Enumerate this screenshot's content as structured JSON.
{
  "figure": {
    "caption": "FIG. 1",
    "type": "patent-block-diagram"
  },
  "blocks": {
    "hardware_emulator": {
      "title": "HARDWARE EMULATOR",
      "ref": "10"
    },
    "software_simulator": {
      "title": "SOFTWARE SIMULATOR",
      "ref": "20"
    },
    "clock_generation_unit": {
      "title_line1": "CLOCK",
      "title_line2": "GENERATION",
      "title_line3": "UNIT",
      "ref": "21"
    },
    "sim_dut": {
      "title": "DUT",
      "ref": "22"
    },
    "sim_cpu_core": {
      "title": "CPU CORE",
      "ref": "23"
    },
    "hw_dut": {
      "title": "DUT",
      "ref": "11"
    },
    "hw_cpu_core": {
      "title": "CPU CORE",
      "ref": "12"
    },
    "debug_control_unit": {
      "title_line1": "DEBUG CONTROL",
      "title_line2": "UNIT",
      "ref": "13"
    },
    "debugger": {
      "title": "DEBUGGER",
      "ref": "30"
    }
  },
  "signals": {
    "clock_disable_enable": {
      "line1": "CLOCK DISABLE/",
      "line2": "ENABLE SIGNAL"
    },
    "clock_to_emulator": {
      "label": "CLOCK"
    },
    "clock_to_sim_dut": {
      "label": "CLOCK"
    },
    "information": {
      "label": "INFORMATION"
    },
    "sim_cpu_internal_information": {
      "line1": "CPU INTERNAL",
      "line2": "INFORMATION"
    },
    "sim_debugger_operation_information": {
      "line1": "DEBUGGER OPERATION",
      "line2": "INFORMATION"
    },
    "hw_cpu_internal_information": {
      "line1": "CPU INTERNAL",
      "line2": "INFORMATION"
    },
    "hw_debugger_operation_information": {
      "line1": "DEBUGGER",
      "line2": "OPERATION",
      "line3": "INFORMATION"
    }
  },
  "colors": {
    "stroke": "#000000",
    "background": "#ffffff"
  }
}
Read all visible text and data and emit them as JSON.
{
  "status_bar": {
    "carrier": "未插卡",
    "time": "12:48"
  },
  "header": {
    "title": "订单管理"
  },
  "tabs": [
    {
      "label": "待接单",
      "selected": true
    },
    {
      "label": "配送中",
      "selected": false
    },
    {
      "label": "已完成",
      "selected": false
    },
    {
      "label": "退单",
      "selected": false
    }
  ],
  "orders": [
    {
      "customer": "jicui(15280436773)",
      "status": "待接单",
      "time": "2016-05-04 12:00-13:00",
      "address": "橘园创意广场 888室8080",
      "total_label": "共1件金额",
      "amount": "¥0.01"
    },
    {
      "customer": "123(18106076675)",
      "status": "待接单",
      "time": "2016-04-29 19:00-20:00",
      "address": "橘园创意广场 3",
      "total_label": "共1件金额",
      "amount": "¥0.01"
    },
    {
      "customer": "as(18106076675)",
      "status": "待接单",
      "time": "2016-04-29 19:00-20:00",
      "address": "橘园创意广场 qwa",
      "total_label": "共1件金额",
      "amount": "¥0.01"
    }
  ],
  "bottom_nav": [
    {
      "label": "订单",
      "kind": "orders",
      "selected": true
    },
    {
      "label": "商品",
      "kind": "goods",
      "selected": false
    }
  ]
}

> [Instructions to follow]: Transcribe the records above exactly as they appear.

> [Answer for the task]:
Enumerate this screenshot's content as structured JSON.
{
  "figure": {
    "caption": "FIG. 1",
    "type": "patent-block-diagram"
  },
  "blocks": {
    "hardware_emulator": {
      "title": "HARDWARE EMULATOR",
      "ref": "10"
    },
    "software_simulator": {
      "title": "SOFTWARE SIMULATOR",
      "ref": "20"
    },
    "clock_generation_unit": {
      "title_line1": "CLOCK",
      "title_line2": "GENERATION",
      "title_line3": "UNIT",
      "ref": "21"
    },
    "sim_dut": {
      "title": "DUT",
      "ref": "22"
    },
    "sim_cpu_core": {
      "title": "CPU CORE",
      "ref": "23"
    },
    "hw_dut": {
      "title": "DUT",
      "ref": "11"
    },
    "hw_cpu_core": {
      "title": "CPU CORE",
      "ref": "12"
    },
    "debug_control_unit": {
      "title_line1": "DEBUG CONTROL",
      "title_line2": "UNIT",
      "ref": "13"
    },
    "debugger": {
      "title": "DEBUGGER",
      "ref": "30"
    }
  },
  "signals": {
    "clock_disable_enable": {
      "line1": "CLOCK DISABLE/",
      "line2": "ENABLE SIGNAL"
    },
    "clock_to_emulator": {
      "label": "CLOCK"
    },
    "clock_to_sim_dut": {
      "label": "CLOCK"
    },
    "information": {
      "label": "INFORMATION"
    },
    "sim_cpu_internal_information": {
      "line1": "CPU INTERNAL",
      "line2": "INFORMATION"
    },
    "sim_debugger_operation_information": {
      "line1": "DEBUGGER OPERATION",
      "line2": "INFORMATION"
    },
    "hw_cpu_internal_information": {
      "line1": "CPU INTERNAL",
      "line2": "INFORMATION"
    },
    "hw_debugger_operation_information": {
      "line1": "DEBUGGER",
      "line2": "OPERATION",
      "line3": "INFORMATION"
    }
  },
  "colors": {
    "stroke": "#000000",
    "background": "#ffffff"
  }
}
Read all visible text and data and emit them as JSON.
{
  "status_bar": {
    "carrier": "未插卡",
    "time": "12:48"
  },
  "header": {
    "title": "订单管理"
  },
  "tabs": [
    {
      "label": "待接单",
      "selected": true
    },
    {
      "label": "配送中",
      "selected": false
    },
    {
      "label": "已完成",
      "selected": false
    },
    {
      "label": "退单",
      "selected": false
    }
  ],
  "orders": [
    {
      "customer": "jicui(15280436773)",
      "status": "待接单",
      "time": "2016-05-04 12:00-13:00",
      "address": "橘园创意广场 888室8080",
      "total_label": "共1件金额",
      "amount": "¥0.01"
    },
    {
      "customer": "123(18106076675)",
      "status": "待接单",
      "time": "2016-04-29 19:00-20:00",
      "address": "橘园创意广场 3",
      "total_label": "共1件金额",
      "amount": "¥0.01"
    },
    {
      "customer": "as(18106076675)",
      "status": "待接单",
      "time": "2016-04-29 19:00-20:00",
      "address": "橘园创意广场 qwa",
      "total_label": "共1件金额",
      "amount": "¥0.01"
    }
  ],
  "bottom_nav": [
    {
      "label": "订单",
      "kind": "orders",
      "selected": true
    },
    {
      "label": "商品",
      "kind": "goods",
      "selected": false
    }
  ]
}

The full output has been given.